Uma das coisas que mais queimam o filme do Brasil no exterior são protestos de índios na Esplanada, ainda mais quando há enfrentamento com forças policiais. As cenas ganham destaque nos meios de comunicação e formam uma imagem muito negativa do país no exterior. Sintetizam tudo o que a opinião pública mundial condena em termos de violação de direitos humanos. As consequências são mais graves do que imaginam aqueles que continuam tratando os índios como seres humanos de segunda classe. Derrubar e queimar as florestas são um grave problema ambiental e diplomático; maltratar os índios mais ainda.

A maioria dos brasileiros sente empatia pelos índios, porque herdou o DNA e a cultura, mesmo sem saber direito seus vínculos de ancestralidade. Ao contrário, o presidente Jair Bolsonaro é inimigo dos direitos dos índios, apoia madeireiros, garimpeiros, pecuaristas e grileiros que invadem suas terras e derrubam a floresta, criminosamente. Pelo visto, o presidente da Câmara, Arthur Lira (PP-AL), também não gosta dos índios, embora deva ter uma ancestral “preada” no mato, como era comum em Alagoas muito antigamente. Ontem, sob seu comando, o Centrão “passou a boiada” sobre os direitos dos índios na Comissão de Constituição e Justiça.

A mudança cria um “marco temporal” para as terras consideradas “tradicionalmente ocupadas por indígenas”, exigindo a presença física dos índios em 5 de outubro de 1988; permite contrato de cooperação entre índios e não índios para atividades econômicas (garimpo e derrubada de árvores); possibilita contato com povos isolados ameaçados de extinção “para intermediar ação estatal de utilidade pública” (grandes projetos de mineração e hidrelétricas). Agora, o projeto de lei segue para apreciação no plenário da Câmara. Se aprovado, o texto vai ao Senado. A mudança permite à União retomar áreas reservadas em caso de alterações de traços da comunidade (miscigenação). Única representante indígena no Congresso Nacional, a deputada Joenia Wapichana (Rede- RR) lamentou: “O projeto é totalmente eivado de vícios constitucionais. Além do mais, o que estamos discutindo hoje é um retrocesso tremendo”.

_ _ _ _ _

**PARTES DO EXERCÍCIO:**
1. Reescreva o trecho do texto sobre os índios que vai de "Uma das coisas" até "índios mais ainda.", substituindo "Esplanada" por "Praça dos Três Poderes".
2. Segundo o texto sobre os índios, quem é a única representante indígena no Congresso Nacional?
Os dados abaixo provêm de outra fonte.

**DADOS EXTRAÍDOS:**
_ _ _ _ _

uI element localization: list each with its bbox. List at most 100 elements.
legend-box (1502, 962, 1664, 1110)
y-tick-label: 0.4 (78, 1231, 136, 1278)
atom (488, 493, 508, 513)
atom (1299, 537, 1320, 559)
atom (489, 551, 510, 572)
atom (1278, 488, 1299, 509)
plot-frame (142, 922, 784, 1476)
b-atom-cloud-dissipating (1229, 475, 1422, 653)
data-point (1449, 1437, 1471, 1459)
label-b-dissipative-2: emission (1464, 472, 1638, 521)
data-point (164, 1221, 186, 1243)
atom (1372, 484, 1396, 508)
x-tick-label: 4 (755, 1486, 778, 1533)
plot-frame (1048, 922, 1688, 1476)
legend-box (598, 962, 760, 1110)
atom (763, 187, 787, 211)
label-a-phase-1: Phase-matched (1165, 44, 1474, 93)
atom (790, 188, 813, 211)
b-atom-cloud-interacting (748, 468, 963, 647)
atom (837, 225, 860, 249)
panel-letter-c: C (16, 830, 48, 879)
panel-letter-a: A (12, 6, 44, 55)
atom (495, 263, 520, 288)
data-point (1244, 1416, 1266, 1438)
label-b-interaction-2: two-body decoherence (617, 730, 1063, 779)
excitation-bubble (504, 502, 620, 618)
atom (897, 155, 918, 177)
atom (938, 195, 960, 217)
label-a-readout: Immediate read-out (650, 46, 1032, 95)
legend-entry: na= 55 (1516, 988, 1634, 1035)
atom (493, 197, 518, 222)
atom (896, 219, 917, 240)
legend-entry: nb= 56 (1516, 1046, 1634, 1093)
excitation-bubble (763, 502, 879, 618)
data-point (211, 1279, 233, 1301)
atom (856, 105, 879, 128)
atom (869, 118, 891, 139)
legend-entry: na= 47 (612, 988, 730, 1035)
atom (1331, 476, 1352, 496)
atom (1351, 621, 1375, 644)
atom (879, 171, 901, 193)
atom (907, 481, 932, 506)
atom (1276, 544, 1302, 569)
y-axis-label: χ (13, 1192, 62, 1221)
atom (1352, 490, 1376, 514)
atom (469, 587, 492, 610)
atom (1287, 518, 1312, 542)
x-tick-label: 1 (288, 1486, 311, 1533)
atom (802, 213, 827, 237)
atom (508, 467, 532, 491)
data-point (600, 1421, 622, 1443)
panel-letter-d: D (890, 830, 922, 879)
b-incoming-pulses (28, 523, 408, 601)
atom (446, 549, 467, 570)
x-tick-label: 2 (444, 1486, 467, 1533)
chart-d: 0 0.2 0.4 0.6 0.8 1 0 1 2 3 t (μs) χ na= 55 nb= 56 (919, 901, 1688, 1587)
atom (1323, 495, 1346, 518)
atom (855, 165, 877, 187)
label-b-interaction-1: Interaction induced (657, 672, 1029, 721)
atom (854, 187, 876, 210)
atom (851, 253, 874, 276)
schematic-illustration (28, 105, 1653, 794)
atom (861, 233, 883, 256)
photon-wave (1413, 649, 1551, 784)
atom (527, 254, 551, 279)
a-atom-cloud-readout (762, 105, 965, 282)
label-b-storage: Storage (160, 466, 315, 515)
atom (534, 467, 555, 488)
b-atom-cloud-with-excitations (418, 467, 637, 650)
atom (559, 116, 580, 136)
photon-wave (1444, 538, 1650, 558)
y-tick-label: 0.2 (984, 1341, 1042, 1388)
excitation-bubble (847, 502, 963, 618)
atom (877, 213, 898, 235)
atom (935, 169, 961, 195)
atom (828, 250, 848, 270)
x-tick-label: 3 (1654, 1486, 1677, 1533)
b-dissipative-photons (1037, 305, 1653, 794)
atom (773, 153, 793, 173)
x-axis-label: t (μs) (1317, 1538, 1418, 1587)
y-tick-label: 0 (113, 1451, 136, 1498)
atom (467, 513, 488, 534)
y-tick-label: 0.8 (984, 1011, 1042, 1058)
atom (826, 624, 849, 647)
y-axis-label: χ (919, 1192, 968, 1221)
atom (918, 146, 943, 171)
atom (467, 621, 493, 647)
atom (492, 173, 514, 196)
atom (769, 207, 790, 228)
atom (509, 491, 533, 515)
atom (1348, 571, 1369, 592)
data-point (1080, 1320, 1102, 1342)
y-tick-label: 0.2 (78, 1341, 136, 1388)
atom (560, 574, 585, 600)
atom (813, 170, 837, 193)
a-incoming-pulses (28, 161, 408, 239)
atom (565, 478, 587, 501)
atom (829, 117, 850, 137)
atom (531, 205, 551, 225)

_ _ _ _ _

**RESPOSTAS DAS TAREFAS:**
1.
Uma das coisas que mais queimam o filme do Brasil no exterior são protestos de índios na Praça dos Três Poderes, ainda mais quando há enfrentamento com forças policiais. As cenas ganham destaque nos meios de comunicação e formam uma imagem muito negativa do país no exterior. Sintetizam tudo o que a opinião pública mundial condena em termos de violação de direitos humanos. As consequências são mais graves do que imaginam aqueles que continuam tratando os índios como seres humanos de segunda classe. Derrubar e queimar as florestas são um grave problema ambiental e diplomático; maltratar os índios mais ainda.

2. A deputada Joenia Wapichana.